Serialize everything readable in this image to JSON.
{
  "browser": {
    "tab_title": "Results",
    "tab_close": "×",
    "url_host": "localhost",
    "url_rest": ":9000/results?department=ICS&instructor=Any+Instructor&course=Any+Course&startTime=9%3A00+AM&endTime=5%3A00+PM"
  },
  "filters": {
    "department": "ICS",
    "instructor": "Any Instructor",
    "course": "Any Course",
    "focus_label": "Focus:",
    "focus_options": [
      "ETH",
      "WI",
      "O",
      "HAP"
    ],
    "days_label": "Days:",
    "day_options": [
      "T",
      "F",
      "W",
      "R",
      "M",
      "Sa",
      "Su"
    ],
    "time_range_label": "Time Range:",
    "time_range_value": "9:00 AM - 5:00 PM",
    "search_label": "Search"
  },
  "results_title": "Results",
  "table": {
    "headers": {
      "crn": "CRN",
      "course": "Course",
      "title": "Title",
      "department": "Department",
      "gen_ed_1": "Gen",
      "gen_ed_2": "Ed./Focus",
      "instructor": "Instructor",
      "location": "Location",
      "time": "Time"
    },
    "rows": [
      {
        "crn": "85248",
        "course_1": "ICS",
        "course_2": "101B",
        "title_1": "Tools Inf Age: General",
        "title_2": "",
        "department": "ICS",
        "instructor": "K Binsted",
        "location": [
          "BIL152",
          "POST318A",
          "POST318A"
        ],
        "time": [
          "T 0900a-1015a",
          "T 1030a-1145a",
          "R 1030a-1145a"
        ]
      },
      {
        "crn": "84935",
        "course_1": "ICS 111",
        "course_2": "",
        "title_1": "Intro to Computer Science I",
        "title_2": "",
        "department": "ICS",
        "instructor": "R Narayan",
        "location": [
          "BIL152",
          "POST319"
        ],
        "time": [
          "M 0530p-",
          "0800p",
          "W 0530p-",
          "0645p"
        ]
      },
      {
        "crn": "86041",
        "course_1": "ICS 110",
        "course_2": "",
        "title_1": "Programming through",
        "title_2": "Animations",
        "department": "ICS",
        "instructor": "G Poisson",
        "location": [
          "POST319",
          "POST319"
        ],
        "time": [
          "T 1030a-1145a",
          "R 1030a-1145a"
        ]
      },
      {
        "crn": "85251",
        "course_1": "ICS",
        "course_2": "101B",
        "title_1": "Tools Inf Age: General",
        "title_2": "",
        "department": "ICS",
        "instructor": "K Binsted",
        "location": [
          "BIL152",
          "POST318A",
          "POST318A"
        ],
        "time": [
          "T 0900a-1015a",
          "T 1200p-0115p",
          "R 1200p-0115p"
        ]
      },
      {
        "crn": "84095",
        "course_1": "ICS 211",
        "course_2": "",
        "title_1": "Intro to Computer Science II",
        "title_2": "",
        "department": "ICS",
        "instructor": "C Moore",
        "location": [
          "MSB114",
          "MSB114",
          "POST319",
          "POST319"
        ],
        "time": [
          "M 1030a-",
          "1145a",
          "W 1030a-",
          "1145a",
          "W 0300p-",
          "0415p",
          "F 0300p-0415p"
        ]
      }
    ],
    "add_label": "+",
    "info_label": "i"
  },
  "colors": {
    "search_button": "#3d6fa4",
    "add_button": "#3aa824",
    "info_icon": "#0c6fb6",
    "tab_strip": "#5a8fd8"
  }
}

-- Written exercise --
Determine how many lines of the data contain "instructor" and give nothing but that number.

-- Answer to the exercise --
8